What is asked: Print all of the lines exactly. Any picture among them stays out.

## START Excerpted data

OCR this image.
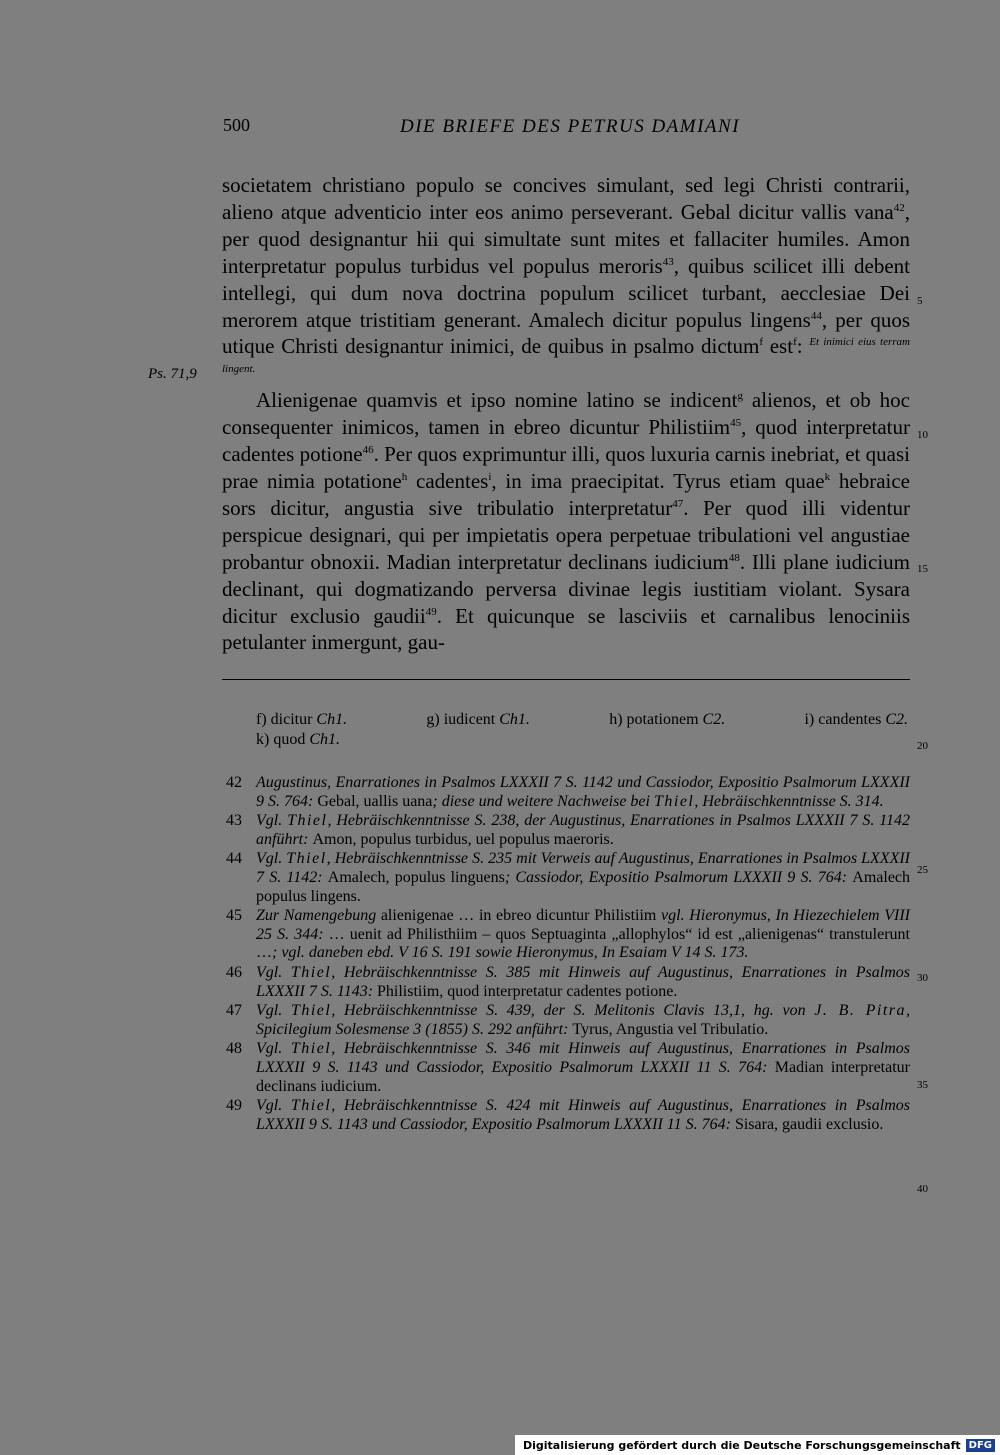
500	DIE BRIEFE DES PETRUS DAMIANI
Ps. 71,9

societatem christiano populo se concives simulant, sed legi Christi contrarii, alieno atque adventicio inter eos animo perseverant. Gebal dicitur vallis vana$^{42}$, per quod designantur hii qui simultate sunt mites et fallaciter humiles. Amon interpretatur populus turbidus vel populus meroris$^{43}$, quibus scilicet illi debent intellegi, qui dum nova doctrina populum scilicet turbant, aecclesiae Dei merorem atque tristitiam generant. Amalech dicitur populus lingens$^{44}$, per quos utique Christi designantur inimici, de quibus in psalmo dictum$^f$ est$^f$: $^{Et inimici eius terram lingent.}$

Alienigenae quamvis et ipso nomine latino se indicent$^g$ alienos, et ob hoc consequenter inimicos, tamen in ebreo dicuntur Philistiim$^{45}$, quod interpretatur cadentes potione$^{46}$. Per quos exprimuntur illi, quos luxuria carnis inebriat, et quasi prae nimia potatione$^h$ cadentes$^i$, in ima praecipitat. Tyrus etiam quae$^k$ hebraice sors dicitur, angustia sive tribulatio interpretatur$^{47}$. Per quod illi videntur perspicue designari, qui per impietatis opera perpetuae tribulationi vel angustiae probantur obnoxii. Madian interpretatur declinans iudicium$^{48}$. Illi plane iudicium declinant, qui dogmatizando perversa divinae legis iustitiam violant. Sysara dicitur exclusio gaudii$^{49}$. Et quicunque se lasciviis et carnalibus lenociniis petulanter inmergunt, gau-

5
10
15
20
25
30
35
40
f) dicitur Ch1.	g) iudicent Ch1.	h) potationem C2.	i) candentes C2.
k) quod Ch1.
42 Augustinus, Enarrationes in Psalmos LXXXII 7 S. 1142 und Cassiodor, Expositio Psalmorum LXXXII 9 S. 764: Gebal, uallis uana; diese und weitere Nachweise bei Thiel, Hebräischkenntnisse S. 314.
43 Vgl. Thiel, Hebräischkenntnisse S. 238, der Augustinus, Enarrationes in Psalmos LXXXII 7 S. 1142 anführt: Amon, populus turbidus, uel populus maeroris.
44 Vgl. Thiel, Hebräischkenntnisse S. 235 mit Verweis auf Augustinus, Enarrationes in Psalmos LXXXII 7 S. 1142: Amalech, populus linguens; Cassiodor, Expositio Psalmorum LXXXII 9 S. 764: Amalech populus lingens.
45 Zur Namengebung alienigenae … in ebreo dicuntur Philistiim vgl. Hieronymus, In Hiezechielem VIII 25 S. 344: … uenit ad Philisthiim – quos Septuaginta „allophylos“ id est „alienigenas“ transtulerunt …; vgl. daneben ebd. V 16 S. 191 sowie Hieronymus, In Esaiam V 14 S. 173.
46 Vgl. Thiel, Hebräischkenntnisse S. 385 mit Hinweis auf Augustinus, Enarrationes in Psalmos LXXXII 7 S. 1143: Philistiim, quod interpretatur cadentes potione.
47 Vgl. Thiel, Hebräischkenntnisse S. 439, der S. Melitonis Clavis 13,1, hg. von J. B. Pitra, Spicilegium Solesmense 3 (1855) S. 292 anführt: Tyrus, Angustia vel Tribulatio.
48 Vgl. Thiel, Hebräischkenntnisse S. 346 mit Hinweis auf Augustinus, Enarrationes in Psalmos LXXXII 9 S. 1143 und Cassiodor, Expositio Psalmorum LXXXII 11 S. 764: Madian interpretatur declinans iudicium.
49 Vgl. Thiel, Hebräischkenntnisse S. 424 mit Hinweis auf Augustinus, Enarrationes in Psalmos LXXXII 9 S. 1143 und Cassiodor, Expositio Psalmorum LXXXII 11 S. 764: Sisara, gaudii exclusio.
Digitalisierung gefördert durch die Deutsche Forschungsgemeinschaft DFG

## END Excerpted data

Output for this exercise:
OCR this image.
500	DIE BRIEFE DES PETRUS DAMIANI
Ps. 71,9

societatem christiano populo se concives simulant, sed legi Christi contrarii, alieno atque adventicio inter eos animo perseverant. Gebal dicitur vallis vana$^{42}$, per quod designantur hii qui simultate sunt mites et fallaciter humiles. Amon interpretatur populus turbidus vel populus meroris$^{43}$, quibus scilicet illi debent intellegi, qui dum nova doctrina populum scilicet turbant, aecclesiae Dei merorem atque tristitiam generant. Amalech dicitur populus lingens$^{44}$, per quos utique Christi designantur inimici, de quibus in psalmo dictum$^f$ est$^f$: $^{Et inimici eius terram lingent.}$

Alienigenae quamvis et ipso nomine latino se indicent$^g$ alienos, et ob hoc consequenter inimicos, tamen in ebreo dicuntur Philistiim$^{45}$, quod interpretatur cadentes potione$^{46}$. Per quos exprimuntur illi, quos luxuria carnis inebriat, et quasi prae nimia potatione$^h$ cadentes$^i$, in ima praecipitat. Tyrus etiam quae$^k$ hebraice sors dicitur, angustia sive tribulatio interpretatur$^{47}$. Per quod illi videntur perspicue designari, qui per impietatis opera perpetuae tribulationi vel angustiae probantur obnoxii. Madian interpretatur declinans iudicium$^{48}$. Illi plane iudicium declinant, qui dogmatizando perversa divinae legis iustitiam violant. Sysara dicitur exclusio gaudii$^{49}$. Et quicunque se lasciviis et carnalibus lenociniis petulanter inmergunt, gau-

5
10
15
20
25
30
35
40
f) dicitur Ch1.	g) iudicent Ch1.	h) potationem C2.	i) candentes C2.
k) quod Ch1.
42 Augustinus, Enarrationes in Psalmos LXXXII 7 S. 1142 und Cassiodor, Expositio Psalmorum LXXXII 9 S. 764: Gebal, uallis uana; diese und weitere Nachweise bei Thiel, Hebräischkenntnisse S. 314.
43 Vgl. Thiel, Hebräischkenntnisse S. 238, der Augustinus, Enarrationes in Psalmos LXXXII 7 S. 1142 anführt: Amon, populus turbidus, uel populus maeroris.
44 Vgl. Thiel, Hebräischkenntnisse S. 235 mit Verweis auf Augustinus, Enarrationes in Psalmos LXXXII 7 S. 1142: Amalech, populus linguens; Cassiodor, Expositio Psalmorum LXXXII 9 S. 764: Amalech populus lingens.
45 Zur Namengebung alienigenae … in ebreo dicuntur Philistiim vgl. Hieronymus, In Hiezechielem VIII 25 S. 344: … uenit ad Philisthiim – quos Septuaginta „allophylos“ id est „alienigenas“ transtulerunt …; vgl. daneben ebd. V 16 S. 191 sowie Hieronymus, In Esaiam V 14 S. 173.
46 Vgl. Thiel, Hebräischkenntnisse S. 385 mit Hinweis auf Augustinus, Enarrationes in Psalmos LXXXII 7 S. 1143: Philistiim, quod interpretatur cadentes potione.
47 Vgl. Thiel, Hebräischkenntnisse S. 439, der S. Melitonis Clavis 13,1, hg. von J. B. Pitra, Spicilegium Solesmense 3 (1855) S. 292 anführt: Tyrus, Angustia vel Tribulatio.
48 Vgl. Thiel, Hebräischkenntnisse S. 346 mit Hinweis auf Augustinus, Enarrationes in Psalmos LXXXII 9 S. 1143 und Cassiodor, Expositio Psalmorum LXXXII 11 S. 764: Madian interpretatur declinans iudicium.
49 Vgl. Thiel, Hebräischkenntnisse S. 424 mit Hinweis auf Augustinus, Enarrationes in Psalmos LXXXII 9 S. 1143 und Cassiodor, Expositio Psalmorum LXXXII 11 S. 764: Sisara, gaudii exclusio.
Digitalisierung gefördert durch die Deutsche Forschungsgemeinschaft DFG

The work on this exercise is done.